## Begin

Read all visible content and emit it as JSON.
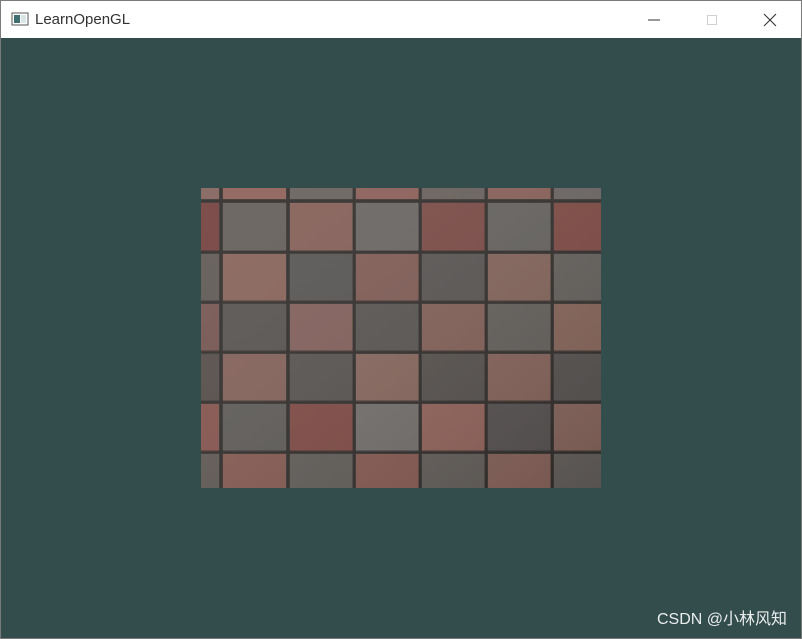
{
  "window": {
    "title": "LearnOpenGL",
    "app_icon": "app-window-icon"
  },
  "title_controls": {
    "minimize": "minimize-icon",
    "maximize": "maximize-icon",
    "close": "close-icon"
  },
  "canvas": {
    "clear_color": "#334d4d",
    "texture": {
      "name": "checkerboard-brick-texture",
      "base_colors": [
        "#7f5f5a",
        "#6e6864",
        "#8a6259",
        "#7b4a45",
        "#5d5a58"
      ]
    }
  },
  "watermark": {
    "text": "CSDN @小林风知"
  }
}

## End
## Begin

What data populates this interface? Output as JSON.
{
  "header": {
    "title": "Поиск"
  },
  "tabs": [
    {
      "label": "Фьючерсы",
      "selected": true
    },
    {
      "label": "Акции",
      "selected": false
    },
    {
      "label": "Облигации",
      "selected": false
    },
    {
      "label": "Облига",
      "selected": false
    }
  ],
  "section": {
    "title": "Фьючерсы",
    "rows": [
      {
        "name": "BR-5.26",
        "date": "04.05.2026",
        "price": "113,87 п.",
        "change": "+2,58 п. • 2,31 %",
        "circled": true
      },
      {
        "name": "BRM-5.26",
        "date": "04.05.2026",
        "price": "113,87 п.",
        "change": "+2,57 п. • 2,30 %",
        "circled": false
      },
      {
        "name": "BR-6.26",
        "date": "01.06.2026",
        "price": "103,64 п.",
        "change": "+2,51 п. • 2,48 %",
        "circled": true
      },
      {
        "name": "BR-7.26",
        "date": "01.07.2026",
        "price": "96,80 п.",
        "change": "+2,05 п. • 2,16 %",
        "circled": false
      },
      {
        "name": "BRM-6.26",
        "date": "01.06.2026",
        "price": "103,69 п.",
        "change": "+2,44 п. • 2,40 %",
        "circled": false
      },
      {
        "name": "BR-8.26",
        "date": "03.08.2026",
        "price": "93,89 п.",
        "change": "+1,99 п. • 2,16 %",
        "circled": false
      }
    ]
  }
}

## End

Problem to solve
List each line holding the string "price".

Finished task
        "price": "113,87 п.",
        "price": "113,87 п.",
        "price": "103,64 п.",
        "price": "96,80 п.",
        "price": "103,69 п.",
        "price": "93,89 п.",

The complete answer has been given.